As a improvement to above solution, we can modify the information that is stored in the hash map and linked list.

In the hashmap, store following information along with the word as key.
a. Frequency of the word
b. Reference to the node in the list. This will be null if the word is not currently stored in the list.

The linked list (doubly linked list) will have 10 nodes. Also maintain pointer to the head and tail of node.

Algorithm to add a new word:
a. If word does not exist in the hash map then add word to the hash map with frequency as 1. Also check if word should be added to the list (comparing with tail of the list). If word is added to the list, set node reference to the node in the list otherwise null.
b. If word exist in both hash map and list , increment the frequency by 1 in hash map and linked list.Update the linked list to maintain sorted order.

--------------------

| Problems to work on |
• A. Answer these questions using the post on tracking word frequencies:
(i) How many nodes will the doubly linked list have?
(ii) What is the node reference set to when the word is not currently stored in the list?
(iii) What frequency is a word given when it is first added to the hash map?
• B. Please copy the post on tracking word frequencies word for word, starting at "As a improvement" and ending at "list otherwise null.".
• C. Condense the paragraph of the post on tracking word frequencies that begins "In the hashmap, store following information" into a single shorter sentence that keeps its main facts.

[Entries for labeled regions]
--------------------

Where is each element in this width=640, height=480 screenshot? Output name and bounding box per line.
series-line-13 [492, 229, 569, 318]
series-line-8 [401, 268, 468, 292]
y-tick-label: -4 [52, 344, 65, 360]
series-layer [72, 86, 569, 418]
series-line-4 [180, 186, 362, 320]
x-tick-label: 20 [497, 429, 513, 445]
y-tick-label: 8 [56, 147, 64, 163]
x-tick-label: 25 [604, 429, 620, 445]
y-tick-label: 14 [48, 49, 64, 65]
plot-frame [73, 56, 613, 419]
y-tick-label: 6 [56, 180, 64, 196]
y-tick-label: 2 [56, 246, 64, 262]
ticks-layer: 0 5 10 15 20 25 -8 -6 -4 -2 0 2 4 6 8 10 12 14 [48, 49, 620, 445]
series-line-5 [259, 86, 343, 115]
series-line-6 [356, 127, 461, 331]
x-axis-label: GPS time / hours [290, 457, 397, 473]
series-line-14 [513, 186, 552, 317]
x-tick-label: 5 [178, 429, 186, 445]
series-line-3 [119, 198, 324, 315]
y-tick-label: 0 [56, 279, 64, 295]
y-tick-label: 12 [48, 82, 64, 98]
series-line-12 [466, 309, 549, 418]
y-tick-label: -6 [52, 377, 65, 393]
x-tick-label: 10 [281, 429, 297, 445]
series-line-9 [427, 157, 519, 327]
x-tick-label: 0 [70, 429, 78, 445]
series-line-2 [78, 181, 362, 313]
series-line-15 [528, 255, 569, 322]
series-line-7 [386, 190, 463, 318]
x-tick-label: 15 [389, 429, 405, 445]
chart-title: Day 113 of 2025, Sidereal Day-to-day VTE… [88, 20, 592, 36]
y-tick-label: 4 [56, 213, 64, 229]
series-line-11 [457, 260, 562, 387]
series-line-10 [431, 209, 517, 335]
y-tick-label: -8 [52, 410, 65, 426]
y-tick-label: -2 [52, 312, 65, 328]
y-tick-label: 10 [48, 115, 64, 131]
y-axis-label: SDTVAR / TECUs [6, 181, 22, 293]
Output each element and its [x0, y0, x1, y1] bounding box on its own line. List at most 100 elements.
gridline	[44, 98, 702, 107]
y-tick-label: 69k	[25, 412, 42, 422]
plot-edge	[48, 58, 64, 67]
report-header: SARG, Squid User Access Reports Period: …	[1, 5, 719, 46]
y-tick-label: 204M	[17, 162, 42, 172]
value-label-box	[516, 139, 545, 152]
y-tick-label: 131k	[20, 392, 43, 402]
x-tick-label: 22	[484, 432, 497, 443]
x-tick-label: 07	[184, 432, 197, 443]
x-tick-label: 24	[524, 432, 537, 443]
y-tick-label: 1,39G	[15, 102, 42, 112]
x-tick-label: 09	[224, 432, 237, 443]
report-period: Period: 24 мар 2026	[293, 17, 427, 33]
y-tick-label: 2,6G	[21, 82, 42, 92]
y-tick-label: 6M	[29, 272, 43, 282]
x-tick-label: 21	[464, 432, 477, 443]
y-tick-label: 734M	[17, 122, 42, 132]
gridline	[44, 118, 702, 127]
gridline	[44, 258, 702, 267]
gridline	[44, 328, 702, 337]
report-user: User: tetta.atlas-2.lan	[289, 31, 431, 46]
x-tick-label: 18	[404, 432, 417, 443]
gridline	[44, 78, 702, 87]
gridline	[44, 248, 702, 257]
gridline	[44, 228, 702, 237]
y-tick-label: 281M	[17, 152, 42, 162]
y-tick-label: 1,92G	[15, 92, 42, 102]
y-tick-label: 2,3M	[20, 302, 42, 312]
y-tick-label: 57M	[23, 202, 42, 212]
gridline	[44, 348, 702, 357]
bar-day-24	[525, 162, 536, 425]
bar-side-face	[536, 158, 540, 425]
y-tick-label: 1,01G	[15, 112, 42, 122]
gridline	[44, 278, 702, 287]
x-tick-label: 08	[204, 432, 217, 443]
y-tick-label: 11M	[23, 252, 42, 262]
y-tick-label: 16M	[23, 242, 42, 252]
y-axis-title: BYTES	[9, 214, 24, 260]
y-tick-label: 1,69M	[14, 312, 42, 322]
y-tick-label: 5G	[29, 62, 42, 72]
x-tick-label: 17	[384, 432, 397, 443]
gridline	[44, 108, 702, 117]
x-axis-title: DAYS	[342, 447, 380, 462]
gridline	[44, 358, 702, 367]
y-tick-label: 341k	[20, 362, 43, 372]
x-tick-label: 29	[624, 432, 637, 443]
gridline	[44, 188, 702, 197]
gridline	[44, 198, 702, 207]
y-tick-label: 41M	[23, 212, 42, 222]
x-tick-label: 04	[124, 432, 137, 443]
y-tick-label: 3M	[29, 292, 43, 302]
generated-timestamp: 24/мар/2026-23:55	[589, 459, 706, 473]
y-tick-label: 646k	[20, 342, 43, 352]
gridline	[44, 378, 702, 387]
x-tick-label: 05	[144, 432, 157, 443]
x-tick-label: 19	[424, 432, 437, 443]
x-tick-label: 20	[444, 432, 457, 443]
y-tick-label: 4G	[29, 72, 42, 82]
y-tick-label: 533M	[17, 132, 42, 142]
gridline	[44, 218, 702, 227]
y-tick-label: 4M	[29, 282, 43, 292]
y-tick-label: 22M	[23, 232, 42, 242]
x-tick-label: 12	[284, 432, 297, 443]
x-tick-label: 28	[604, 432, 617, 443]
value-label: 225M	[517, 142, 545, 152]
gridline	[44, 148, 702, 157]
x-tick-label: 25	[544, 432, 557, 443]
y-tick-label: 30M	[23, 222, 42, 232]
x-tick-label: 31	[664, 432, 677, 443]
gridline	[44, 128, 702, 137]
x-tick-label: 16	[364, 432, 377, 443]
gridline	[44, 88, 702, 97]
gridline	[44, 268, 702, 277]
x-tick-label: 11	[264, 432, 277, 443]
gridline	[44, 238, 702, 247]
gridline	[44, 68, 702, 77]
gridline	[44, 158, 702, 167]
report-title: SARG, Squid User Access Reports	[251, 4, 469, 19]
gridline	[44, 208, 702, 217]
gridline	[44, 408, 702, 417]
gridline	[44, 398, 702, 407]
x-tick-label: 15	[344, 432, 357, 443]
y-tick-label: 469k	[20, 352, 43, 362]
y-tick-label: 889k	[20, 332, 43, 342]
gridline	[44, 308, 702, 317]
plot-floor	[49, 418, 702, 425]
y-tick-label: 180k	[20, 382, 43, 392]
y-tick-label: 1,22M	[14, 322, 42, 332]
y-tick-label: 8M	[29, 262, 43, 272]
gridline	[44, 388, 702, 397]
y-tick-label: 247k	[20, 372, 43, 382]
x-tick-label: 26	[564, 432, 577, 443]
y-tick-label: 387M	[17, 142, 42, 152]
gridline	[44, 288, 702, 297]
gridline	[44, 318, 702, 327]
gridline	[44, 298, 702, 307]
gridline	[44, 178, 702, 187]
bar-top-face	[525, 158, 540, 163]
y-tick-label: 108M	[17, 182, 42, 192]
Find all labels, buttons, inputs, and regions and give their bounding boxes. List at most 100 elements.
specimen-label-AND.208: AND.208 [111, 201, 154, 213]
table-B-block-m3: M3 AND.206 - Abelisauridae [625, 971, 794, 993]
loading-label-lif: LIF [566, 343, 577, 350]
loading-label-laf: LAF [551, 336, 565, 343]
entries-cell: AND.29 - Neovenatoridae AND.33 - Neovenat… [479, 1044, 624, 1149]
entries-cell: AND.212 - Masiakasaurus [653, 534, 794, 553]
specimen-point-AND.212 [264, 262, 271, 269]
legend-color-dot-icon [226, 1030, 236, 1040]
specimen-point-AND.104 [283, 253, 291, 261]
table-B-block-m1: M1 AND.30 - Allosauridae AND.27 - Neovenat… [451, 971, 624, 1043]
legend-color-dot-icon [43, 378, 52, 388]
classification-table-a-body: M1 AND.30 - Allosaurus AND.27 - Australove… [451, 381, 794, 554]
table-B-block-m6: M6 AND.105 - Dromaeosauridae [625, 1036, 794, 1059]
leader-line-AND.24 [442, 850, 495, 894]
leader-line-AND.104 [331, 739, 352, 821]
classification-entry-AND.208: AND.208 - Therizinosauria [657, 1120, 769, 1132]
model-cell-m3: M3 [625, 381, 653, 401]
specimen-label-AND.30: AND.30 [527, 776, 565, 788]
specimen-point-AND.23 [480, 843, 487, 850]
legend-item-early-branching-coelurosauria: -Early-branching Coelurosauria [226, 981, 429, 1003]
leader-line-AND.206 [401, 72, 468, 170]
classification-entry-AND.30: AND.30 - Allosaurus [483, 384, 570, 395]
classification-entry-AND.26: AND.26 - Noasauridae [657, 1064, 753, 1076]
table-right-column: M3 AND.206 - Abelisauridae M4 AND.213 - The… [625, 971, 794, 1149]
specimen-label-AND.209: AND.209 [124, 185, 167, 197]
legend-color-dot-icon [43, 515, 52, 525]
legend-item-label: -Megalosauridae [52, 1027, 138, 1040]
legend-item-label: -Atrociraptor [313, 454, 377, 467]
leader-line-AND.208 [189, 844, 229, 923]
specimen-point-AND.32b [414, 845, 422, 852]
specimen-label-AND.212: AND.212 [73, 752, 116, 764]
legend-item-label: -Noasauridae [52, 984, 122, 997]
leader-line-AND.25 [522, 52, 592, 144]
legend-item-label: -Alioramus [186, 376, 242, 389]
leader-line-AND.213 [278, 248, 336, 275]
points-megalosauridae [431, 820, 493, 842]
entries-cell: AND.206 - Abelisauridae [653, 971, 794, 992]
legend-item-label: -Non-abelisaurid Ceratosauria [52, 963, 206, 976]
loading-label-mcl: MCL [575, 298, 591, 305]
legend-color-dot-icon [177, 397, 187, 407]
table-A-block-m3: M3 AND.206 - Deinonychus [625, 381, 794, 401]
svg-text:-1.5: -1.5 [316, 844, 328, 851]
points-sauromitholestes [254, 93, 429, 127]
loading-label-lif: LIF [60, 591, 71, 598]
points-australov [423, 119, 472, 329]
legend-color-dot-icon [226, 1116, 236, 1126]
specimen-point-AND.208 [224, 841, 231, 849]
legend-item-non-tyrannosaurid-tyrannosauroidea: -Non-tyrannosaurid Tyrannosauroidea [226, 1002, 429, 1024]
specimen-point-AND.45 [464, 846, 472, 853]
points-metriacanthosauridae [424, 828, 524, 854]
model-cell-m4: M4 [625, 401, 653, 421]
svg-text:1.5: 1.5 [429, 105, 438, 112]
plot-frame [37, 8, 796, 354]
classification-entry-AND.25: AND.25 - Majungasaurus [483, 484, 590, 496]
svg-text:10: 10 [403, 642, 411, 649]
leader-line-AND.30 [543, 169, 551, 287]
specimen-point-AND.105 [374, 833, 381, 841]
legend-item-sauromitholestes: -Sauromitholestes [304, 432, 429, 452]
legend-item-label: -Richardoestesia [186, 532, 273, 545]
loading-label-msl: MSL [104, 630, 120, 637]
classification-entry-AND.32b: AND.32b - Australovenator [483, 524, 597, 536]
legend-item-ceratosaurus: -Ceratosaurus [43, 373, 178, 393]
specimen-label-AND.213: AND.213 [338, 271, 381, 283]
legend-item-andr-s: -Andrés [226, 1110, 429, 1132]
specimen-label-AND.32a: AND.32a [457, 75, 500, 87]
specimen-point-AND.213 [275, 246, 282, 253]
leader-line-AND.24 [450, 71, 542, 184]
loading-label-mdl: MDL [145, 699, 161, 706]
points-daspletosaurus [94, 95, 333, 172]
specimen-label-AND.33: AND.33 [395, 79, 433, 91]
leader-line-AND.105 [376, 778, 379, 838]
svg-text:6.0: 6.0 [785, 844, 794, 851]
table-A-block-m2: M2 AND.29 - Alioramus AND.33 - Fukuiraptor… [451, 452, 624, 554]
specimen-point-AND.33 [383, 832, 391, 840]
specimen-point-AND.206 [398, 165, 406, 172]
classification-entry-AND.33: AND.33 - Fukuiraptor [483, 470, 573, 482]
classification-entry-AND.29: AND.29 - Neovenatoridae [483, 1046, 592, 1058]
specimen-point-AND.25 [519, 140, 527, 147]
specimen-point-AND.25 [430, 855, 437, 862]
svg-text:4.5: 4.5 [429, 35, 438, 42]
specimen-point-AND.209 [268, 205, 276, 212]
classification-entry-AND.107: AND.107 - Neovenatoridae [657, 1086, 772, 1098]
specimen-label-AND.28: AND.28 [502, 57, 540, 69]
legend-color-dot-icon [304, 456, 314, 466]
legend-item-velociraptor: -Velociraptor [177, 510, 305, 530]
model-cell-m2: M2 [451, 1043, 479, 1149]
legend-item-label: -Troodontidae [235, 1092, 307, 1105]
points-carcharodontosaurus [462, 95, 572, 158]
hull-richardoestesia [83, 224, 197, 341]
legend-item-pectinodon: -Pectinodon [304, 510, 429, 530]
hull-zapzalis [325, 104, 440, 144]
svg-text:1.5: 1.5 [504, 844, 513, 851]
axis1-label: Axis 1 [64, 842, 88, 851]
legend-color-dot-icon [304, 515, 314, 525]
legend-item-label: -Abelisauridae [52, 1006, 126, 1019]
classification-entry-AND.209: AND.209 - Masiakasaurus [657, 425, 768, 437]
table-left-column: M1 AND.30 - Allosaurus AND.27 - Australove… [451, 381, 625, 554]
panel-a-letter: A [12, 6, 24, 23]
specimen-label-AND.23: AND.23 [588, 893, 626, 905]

--------------------

| Task results |
• A.
(i) 10
(ii) Null
(iii) 1

• B.
As a improvement to above solution, we can modify the information that is stored in the hash map and linked list.

In the hashmap, store following information along with the word as key.
a. Frequency of the word
b. Reference to the node in the list. This will be null if the word is not currently stored in the list.

The linked list (doubly linked list) will have 10 nodes. Also maintain pointer to the head and tail of node.

Algorithm to add a new word:
a. If word does not exist in the hash map then add word to the hash map with frequency as 1. Also check if word should be added to the list (comparing with tail of the list). If word is added to the list, set node reference to the node in the list otherwise null.

• C. The hash map uses each word as its key and stores the word's frequency and a reference to its node in the list, which is null when the word is not currently in the list.